* [SELECTED TEXT]
————————

Complex Coacervation-Integrated Hybrid Nanoparticles Increasing Plasmid DNA Delivery Efficiency in Vivo

Yunfei Li, Brock Humphries, Zhishan Wang, Shuyao Lang, Xuefei Huang, Hua Xiao, Yiguo Jiang, Chengfeng Yang

Research output: Contribution to journalArticlepeer-review

23 Scopus citations

Abstract

Many polycation-based gene delivery vehicles have limited in vivo transfection efficiency because of their excessive exterior positive charges and/or PEGylation, both of which could result in premature dissociation and poor cellular uptake and trafficking. Here, we reported novel hybrid PEGylated nanoparticles (HNPs) that are composed of (a) poly(ethylene glycol)-b-poly(aspartate)-adamantane (PEG-P(asp)-Ad) constituting the outer PEG layer to provide colloidal stability; (b) poly(ethylenimine)10K (PEI10K) forming complex coacervate with P(asp) as the cross-linked cage preventing premature dissociation; (c) cyclodextrin-decorated PEI10K (PEI10K-CD) forming the core with reporter plasmid DNA (pDNA). These HNPs exhibited an increased stability and higher in vitro transfection efficiency compared to traditional PEGylated nanoparticles (PEG-NP). Intratumoral injections further demonstrated that HNPs were able to successfully deliver pDNAs into tumors, while PEG-NP and PEI25K had only negligible delivery efficiencies. Moreover, HNPs' in vivo stability and pDNA delivery capability post intravenous injection were also confirmed by live animal bioluminescence and fluorescence image analysis. It is likely that the coacervation integration at the interface of PEI10K-CD/pDNA core and the PEG shell attributed to the significantly improved in vivo transfection efficiency of HNPs over PEG-NP and PEI25K. This study suggests that the HNP has the potential for in vivo gene delivery applications with significantly improved gene transfection efficiency.

————————

* [RECORDED INFORMATION]
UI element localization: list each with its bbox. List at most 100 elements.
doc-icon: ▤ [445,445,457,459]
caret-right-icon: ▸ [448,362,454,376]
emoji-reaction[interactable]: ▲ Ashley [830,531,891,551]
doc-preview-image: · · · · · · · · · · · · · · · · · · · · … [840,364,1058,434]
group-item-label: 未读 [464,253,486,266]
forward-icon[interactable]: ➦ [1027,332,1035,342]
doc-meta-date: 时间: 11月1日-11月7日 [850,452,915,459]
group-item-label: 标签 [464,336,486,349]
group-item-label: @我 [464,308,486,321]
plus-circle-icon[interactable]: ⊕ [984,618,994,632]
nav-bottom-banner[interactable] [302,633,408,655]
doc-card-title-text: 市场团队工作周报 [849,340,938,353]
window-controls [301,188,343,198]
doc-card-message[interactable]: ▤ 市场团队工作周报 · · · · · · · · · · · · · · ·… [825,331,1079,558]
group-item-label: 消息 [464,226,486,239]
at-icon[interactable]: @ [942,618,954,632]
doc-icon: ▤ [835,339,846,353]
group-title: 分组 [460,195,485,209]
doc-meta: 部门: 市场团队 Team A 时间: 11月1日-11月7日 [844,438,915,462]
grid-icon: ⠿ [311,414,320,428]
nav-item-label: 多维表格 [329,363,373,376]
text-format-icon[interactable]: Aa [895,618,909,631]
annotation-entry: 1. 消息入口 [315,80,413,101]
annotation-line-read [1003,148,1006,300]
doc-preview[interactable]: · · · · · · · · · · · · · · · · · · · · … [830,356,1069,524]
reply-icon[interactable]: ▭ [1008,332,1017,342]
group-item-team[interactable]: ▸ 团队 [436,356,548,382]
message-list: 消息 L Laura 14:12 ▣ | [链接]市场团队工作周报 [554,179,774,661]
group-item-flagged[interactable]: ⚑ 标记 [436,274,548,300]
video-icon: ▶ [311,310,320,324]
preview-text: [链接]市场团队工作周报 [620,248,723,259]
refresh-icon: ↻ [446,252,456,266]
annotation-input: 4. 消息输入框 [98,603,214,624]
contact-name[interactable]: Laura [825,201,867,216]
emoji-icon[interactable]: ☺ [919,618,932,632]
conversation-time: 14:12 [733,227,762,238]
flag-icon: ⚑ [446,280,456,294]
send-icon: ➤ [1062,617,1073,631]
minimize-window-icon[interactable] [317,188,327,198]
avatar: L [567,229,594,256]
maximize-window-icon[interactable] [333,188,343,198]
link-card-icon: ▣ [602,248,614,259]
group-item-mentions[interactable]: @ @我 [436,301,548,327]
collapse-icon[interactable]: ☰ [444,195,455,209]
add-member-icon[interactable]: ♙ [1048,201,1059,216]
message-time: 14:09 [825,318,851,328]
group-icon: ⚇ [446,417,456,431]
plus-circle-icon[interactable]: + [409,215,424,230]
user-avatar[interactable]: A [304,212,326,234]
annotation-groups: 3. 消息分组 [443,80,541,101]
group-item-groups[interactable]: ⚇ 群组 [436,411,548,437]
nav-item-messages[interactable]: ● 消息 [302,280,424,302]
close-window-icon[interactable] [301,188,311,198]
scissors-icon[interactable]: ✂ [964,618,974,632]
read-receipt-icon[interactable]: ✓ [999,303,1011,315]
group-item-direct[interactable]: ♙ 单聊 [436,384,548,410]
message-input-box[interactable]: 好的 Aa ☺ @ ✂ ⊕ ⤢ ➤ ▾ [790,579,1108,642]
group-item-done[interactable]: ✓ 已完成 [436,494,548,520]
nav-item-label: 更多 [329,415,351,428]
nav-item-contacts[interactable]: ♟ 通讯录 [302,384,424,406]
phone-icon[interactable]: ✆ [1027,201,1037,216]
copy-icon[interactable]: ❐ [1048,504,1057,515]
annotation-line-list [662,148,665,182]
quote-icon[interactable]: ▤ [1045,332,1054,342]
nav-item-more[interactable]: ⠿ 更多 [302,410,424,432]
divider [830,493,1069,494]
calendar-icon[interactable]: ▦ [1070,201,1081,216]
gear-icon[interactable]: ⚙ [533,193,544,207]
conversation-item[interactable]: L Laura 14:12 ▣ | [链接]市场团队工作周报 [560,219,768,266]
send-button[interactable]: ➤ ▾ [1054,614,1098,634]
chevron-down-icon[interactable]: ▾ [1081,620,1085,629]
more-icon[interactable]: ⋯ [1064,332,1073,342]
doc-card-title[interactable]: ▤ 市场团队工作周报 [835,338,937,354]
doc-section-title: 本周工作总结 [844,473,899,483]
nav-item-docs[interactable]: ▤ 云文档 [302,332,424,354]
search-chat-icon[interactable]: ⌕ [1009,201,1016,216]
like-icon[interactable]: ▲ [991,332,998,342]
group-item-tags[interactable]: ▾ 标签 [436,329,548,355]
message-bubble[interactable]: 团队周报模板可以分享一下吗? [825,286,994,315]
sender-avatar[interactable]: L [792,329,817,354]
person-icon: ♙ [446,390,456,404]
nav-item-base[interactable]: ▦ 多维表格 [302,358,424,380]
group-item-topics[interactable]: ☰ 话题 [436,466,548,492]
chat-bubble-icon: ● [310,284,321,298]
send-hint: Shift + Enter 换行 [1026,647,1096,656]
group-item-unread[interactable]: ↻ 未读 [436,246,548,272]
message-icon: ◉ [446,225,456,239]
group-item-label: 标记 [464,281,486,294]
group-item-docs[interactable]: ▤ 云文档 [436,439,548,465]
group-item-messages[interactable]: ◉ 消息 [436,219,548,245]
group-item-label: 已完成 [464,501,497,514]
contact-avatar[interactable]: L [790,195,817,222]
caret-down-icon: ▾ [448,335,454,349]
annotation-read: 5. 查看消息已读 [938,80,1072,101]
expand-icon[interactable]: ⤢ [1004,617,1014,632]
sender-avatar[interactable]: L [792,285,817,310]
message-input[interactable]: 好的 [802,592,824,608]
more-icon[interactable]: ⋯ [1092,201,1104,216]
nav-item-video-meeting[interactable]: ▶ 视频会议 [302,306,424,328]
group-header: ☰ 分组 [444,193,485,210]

————————

* [WORK TASK] Return the full text on coacervation-integrated hybrid nanoparticles for plasmid DNA delivery, reproduced word for word from beginning to end.

* [THE ANSWER]
Complex Coacervation-Integrated Hybrid Nanoparticles Increasing Plasmid DNA Delivery Efficiency in Vivo

Yunfei Li, Brock Humphries, Zhishan Wang, Shuyao Lang, Xuefei Huang, Hua Xiao, Yiguo Jiang, Chengfeng Yang

Research output: Contribution to journalArticlepeer-review

23 Scopus citations

Abstract

Many polycation-based gene delivery vehicles have limited in vivo transfection efficiency because of their excessive exterior positive charges and/or PEGylation, both of which could result in premature dissociation and poor cellular uptake and trafficking. Here, we reported novel hybrid PEGylated nanoparticles (HNPs) that are composed of (a) poly(ethylene glycol)-b-poly(aspartate)-adamantane (PEG-P(asp)-Ad) constituting the outer PEG layer to provide colloidal stability; (b) poly(ethylenimine)10K (PEI10K) forming complex coacervate with P(asp) as the cross-linked cage preventing premature dissociation; (c) cyclodextrin-decorated PEI10K (PEI10K-CD) forming the core with reporter plasmid DNA (pDNA). These HNPs exhibited an increased stability and higher in vitro transfection efficiency compared to traditional PEGylated nanoparticles (PEG-NP). Intratumoral injections further demonstrated that HNPs were able to successfully deliver pDNAs into tumors, while PEG-NP and PEI25K had only negligible delivery efficiencies. Moreover, HNPs' in vivo stability and pDNA delivery capability post intravenous injection were also confirmed by live animal bioluminescence and fluorescence image analysis. It is likely that the coacervation integration at the interface of PEI10K-CD/pDNA core and the PEG shell attributed to the significantly improved in vivo transfection efficiency of HNPs over PEG-NP and PEI25K. This study suggests that the HNP has the potential for in vivo gene delivery applications with significantly improved gene transfection efficiency.